- RAW DATA -
[Begin]
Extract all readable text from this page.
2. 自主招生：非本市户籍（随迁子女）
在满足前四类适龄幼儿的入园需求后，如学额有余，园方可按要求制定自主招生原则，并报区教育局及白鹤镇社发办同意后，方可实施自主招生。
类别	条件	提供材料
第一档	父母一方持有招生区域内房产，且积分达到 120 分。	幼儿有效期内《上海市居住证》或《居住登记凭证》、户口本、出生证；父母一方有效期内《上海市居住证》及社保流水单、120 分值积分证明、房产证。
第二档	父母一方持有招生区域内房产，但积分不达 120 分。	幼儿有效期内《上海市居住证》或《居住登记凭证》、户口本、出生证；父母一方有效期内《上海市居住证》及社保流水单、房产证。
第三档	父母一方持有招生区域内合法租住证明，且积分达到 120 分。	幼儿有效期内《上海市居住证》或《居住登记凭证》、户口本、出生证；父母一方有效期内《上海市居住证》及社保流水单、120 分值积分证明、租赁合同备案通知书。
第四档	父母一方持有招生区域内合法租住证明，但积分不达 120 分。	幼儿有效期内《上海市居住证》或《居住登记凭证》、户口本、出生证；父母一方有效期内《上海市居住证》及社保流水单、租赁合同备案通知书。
[End]
[Begin]
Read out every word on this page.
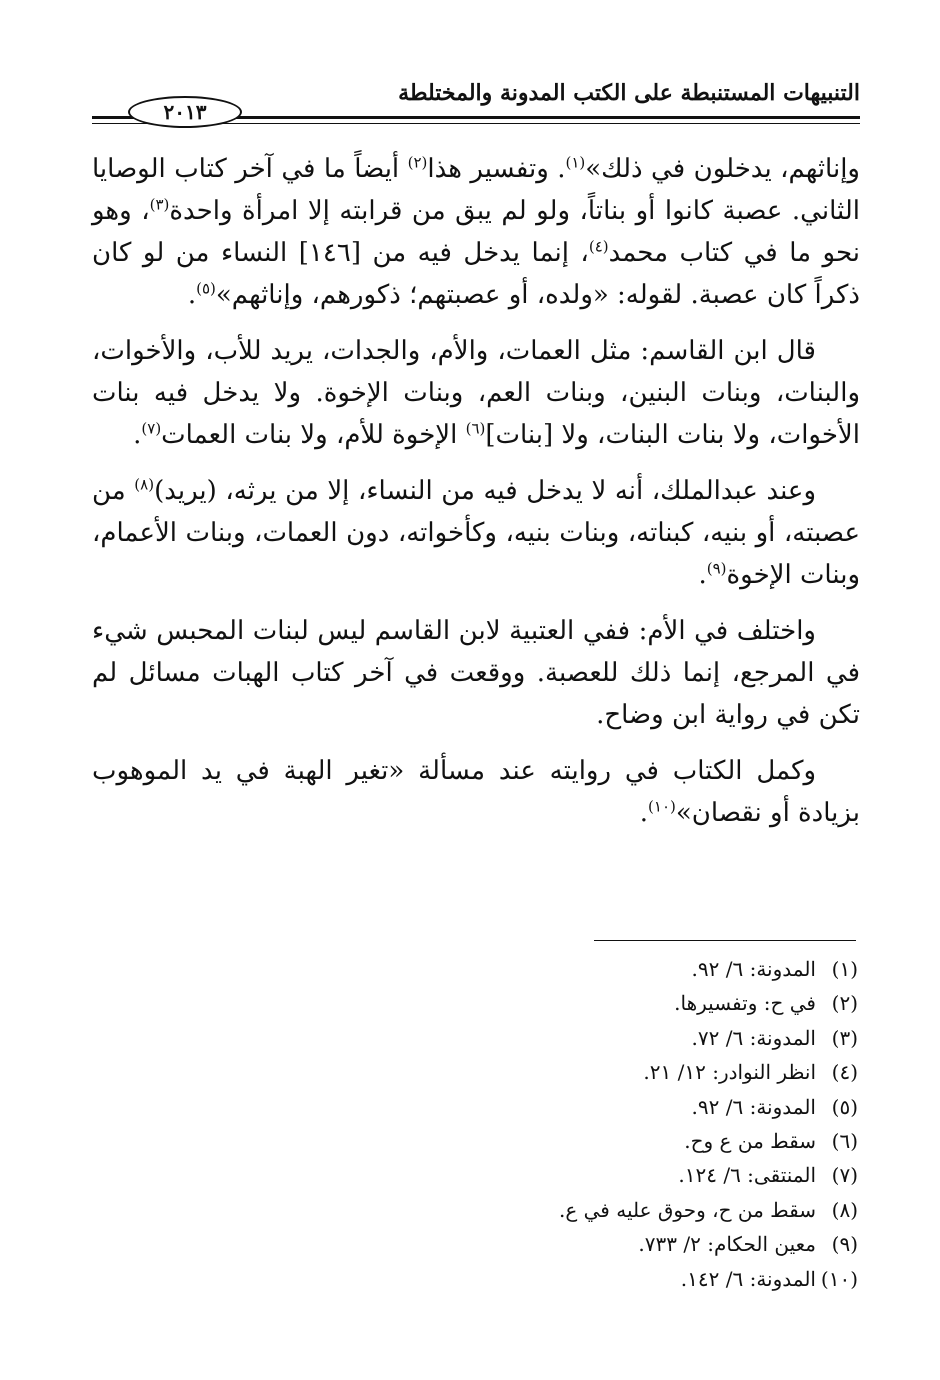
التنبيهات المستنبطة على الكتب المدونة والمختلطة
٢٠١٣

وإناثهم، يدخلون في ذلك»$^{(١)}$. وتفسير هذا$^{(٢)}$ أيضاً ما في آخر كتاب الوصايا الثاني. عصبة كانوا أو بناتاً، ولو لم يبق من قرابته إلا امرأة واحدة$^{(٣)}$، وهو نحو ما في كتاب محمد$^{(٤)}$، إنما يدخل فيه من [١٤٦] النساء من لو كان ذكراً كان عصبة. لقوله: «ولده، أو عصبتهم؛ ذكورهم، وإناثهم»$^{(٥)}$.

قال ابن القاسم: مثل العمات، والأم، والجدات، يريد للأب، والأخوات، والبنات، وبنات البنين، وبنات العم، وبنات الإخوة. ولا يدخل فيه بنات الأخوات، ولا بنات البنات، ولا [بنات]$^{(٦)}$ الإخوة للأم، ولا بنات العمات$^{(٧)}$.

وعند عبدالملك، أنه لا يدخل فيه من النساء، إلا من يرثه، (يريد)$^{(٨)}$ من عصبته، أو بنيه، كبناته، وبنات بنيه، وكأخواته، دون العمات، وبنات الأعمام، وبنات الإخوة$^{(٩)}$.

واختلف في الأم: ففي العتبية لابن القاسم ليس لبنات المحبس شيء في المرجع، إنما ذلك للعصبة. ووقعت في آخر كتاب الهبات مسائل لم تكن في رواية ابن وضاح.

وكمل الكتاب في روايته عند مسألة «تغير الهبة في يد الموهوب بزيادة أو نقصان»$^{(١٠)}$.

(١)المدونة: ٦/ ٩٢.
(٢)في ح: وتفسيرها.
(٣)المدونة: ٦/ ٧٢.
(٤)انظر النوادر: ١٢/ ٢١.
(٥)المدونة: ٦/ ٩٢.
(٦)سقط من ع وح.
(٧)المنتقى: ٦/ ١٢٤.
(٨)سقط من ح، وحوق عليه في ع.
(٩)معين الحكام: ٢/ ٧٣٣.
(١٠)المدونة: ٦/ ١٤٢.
[End]
- WHAT THIS TASK INVOLVES -
How many lines in the records above contain the word "النساء"? Give only the number.

- ANSWER TO THIS EXERCISE -
2